→ PAGE EXTRACT
In the lead-up to World Poetry Day on 21 March, UCT News will be publishing poems from students and staff, particularly around issues related to human rights and about human rights activists.
Professor Harry Garuba, who passed away on 28 February 2020, was one of those activists, pushing for transformation at all levels of the university and beyond its bounds. A memorial for Garuba was recently hosted jointly by the Faculty of Humanities; School of African and Gender Studies, Anthropology and Linguistics; Centre for African Studies, and the Department of English Language & Literature.
One of the many staff and students who paid tribute to the professor at the memorial was Lehlohonolo Shale, who read a poem he had penned in his honour.
Shale is pursuing his MA in Creative Writing and is an English tutor in the department, which is where he met the renowned Nigerian scholar. “I heard him speak at several departmental seminars and was intrigued [by] his understanding of decolonisation,” he said.

→ WRITTEN REQUEST
Using the UCT News piece on Harry Garuba, answer yes or no to each statement and quote the words of the piece that settle it: (a) Garuba died on 28 February 2020; (b) the Faculty of Humanities hosted the memorial on its own; (c) Shale is working toward an MA in Creative Writing.

→ RECORDS SUPPLIED
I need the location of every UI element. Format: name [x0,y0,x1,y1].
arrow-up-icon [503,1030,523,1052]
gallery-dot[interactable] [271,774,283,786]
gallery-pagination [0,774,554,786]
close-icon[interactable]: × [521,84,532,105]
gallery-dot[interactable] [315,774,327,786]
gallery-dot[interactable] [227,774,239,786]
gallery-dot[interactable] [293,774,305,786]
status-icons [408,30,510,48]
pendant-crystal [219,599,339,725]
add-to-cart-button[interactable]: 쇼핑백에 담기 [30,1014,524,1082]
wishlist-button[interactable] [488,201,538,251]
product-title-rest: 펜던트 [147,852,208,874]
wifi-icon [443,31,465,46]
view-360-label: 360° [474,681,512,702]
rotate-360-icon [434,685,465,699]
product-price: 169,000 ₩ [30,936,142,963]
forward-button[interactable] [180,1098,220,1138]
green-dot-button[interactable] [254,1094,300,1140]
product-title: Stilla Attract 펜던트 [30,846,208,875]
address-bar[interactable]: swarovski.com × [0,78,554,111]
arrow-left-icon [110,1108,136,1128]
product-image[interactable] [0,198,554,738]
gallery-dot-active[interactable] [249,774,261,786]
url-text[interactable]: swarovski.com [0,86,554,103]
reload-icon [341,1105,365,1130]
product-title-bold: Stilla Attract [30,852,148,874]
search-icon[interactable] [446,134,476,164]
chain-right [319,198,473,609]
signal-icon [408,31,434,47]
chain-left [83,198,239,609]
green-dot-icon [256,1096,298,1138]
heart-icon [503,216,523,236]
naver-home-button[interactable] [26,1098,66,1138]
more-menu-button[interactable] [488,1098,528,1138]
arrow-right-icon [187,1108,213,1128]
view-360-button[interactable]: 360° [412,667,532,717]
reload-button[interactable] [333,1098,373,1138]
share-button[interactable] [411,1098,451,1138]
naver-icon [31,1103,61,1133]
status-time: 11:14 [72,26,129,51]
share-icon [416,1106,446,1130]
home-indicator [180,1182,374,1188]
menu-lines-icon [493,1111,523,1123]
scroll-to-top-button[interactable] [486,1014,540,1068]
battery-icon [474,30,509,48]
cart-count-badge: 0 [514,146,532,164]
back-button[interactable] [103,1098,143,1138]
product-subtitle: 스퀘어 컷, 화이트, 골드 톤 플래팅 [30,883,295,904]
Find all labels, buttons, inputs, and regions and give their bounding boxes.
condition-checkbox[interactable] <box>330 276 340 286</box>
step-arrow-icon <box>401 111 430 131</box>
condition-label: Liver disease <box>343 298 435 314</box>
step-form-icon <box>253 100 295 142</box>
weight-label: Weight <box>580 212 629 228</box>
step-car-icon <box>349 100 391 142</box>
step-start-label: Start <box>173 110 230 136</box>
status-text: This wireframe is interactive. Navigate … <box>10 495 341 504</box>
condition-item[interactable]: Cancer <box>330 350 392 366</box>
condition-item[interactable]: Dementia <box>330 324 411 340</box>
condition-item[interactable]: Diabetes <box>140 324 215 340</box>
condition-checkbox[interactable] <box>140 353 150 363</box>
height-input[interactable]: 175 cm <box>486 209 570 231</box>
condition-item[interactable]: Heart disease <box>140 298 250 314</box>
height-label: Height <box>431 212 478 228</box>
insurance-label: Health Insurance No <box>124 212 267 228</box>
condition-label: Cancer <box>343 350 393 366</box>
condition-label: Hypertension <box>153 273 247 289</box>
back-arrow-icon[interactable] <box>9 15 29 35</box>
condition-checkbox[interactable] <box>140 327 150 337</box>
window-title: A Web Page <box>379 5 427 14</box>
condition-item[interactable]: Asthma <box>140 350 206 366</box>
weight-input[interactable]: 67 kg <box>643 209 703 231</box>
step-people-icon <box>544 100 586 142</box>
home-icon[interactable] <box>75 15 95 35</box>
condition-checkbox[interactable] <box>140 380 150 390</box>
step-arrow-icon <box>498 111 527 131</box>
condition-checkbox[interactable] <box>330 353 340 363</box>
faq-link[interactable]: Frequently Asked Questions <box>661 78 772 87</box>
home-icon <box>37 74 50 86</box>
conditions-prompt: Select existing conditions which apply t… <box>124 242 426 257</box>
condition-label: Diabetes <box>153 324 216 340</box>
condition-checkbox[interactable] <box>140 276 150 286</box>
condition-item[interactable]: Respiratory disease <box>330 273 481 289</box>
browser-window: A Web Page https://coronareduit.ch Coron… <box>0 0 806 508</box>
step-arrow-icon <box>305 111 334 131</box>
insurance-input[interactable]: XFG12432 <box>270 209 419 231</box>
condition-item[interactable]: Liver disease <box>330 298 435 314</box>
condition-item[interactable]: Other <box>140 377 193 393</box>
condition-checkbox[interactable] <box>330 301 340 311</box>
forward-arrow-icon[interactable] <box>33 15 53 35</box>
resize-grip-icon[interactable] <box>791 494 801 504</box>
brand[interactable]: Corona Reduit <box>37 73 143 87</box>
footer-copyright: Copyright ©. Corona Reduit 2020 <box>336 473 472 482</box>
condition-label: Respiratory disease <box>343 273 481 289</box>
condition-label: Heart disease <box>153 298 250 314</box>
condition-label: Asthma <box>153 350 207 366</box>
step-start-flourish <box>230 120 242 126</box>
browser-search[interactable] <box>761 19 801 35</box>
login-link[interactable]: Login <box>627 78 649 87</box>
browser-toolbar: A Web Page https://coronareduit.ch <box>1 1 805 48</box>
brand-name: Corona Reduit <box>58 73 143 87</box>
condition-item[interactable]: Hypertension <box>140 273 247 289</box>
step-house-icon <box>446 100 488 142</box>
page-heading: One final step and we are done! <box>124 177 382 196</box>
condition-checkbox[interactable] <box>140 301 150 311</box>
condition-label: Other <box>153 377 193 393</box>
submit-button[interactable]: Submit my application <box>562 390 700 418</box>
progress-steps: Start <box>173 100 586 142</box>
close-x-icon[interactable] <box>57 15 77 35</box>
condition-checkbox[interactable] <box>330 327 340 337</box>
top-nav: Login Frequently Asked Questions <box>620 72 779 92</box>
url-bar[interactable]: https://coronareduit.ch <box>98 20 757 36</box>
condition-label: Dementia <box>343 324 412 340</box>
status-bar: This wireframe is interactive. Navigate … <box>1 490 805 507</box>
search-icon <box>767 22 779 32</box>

→ RESPONSE TO THIS TASK
(a) Yes: "who passed away on 28 February 2020"
(b) No: "hosted jointly by the Faculty of Humanities; School of African and Gender Studies, Anthropology and Linguistics; Centre for African Studies, and the Department of English Language & Literature"
(c) Yes: "Shale is pursuing his MA in Creative Writing"